**PROBLEM DESCRIPTION:**
Gather each line of the records where "осуществляется" appears.

**SUPPLIED MATERIAL:**
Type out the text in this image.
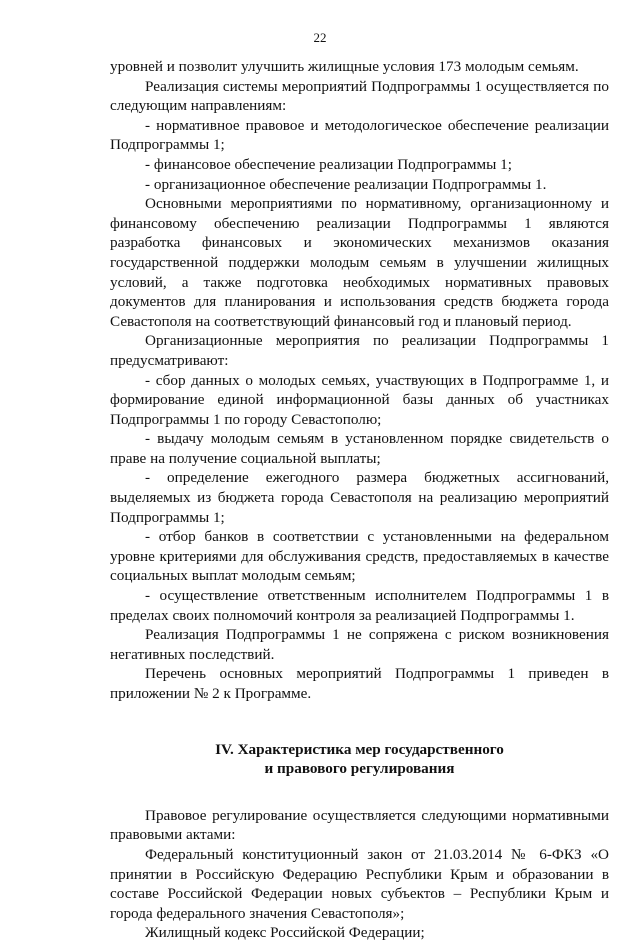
22

уровней и позволит улучшить жилищные условия 173 молодым семьям.

Реализация системы мероприятий Подпрограммы 1 осуществляется по следующим направлениям:

- нормативное правовое и методологическое обеспечение реализации Подпрограммы 1;

- финансовое обеспечение реализации Подпрограммы 1;

- организационное обеспечение реализации Подпрограммы 1.

Основными мероприятиями по нормативному, организационному и финансовому обеспечению реализации Подпрограммы 1 являются разработка финансовых и экономических механизмов оказания государственной поддержки молодым семьям в улучшении жилищных условий, а также подготовка необходимых нормативных правовых документов для планирования и использования средств бюджета города Севастополя на соответствующий финансовый год и плановый период.

Организационные мероприятия по реализации Подпрограммы 1 предусматривают:

- сбор данных о молодых семьях, участвующих в Подпрограмме 1, и формирование единой информационной базы данных об участниках Подпрограммы 1 по городу Севастополю;

- выдачу молодым семьям в установленном порядке свидетельств о праве на получение социальной выплаты;

- определение ежегодного размера бюджетных ассигнований, выделяемых из бюджета города Севастополя на реализацию мероприятий Подпрограммы 1;

- отбор банков в соответствии с установленными на федеральном уровне критериями для обслуживания средств, предоставляемых в качестве социальных выплат молодым семьям;

- осуществление ответственным исполнителем Подпрограммы 1 в пределах своих полномочий контроля за реализацией Подпрограммы 1.

Реализация Подпрограммы 1 не сопряжена с риском возникновения негативных последствий.

Перечень основных мероприятий Подпрограммы 1 приведен в приложении № 2 к Программе.

IV. Характеристика мер государственного
и правового регулирования

Правовое регулирование осуществляется следующими нормативными правовыми актами:

Федеральный конституционный закон от 21.03.2014 № 6-ФКЗ «О принятии в Российскую Федерацию Республики Крым и образовании в составе Российской Федерации новых субъектов – Республики Крым и города федерального значения Севастополя»;

Жилищный кодекс Российской Федерации;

**REPLY TO THE TASK:**
Реализация системы мероприятий Подпрограммы 1 осуществляется по следующим направлениям:
Правовое регулирование осуществляется следующими нормативными правовыми актами:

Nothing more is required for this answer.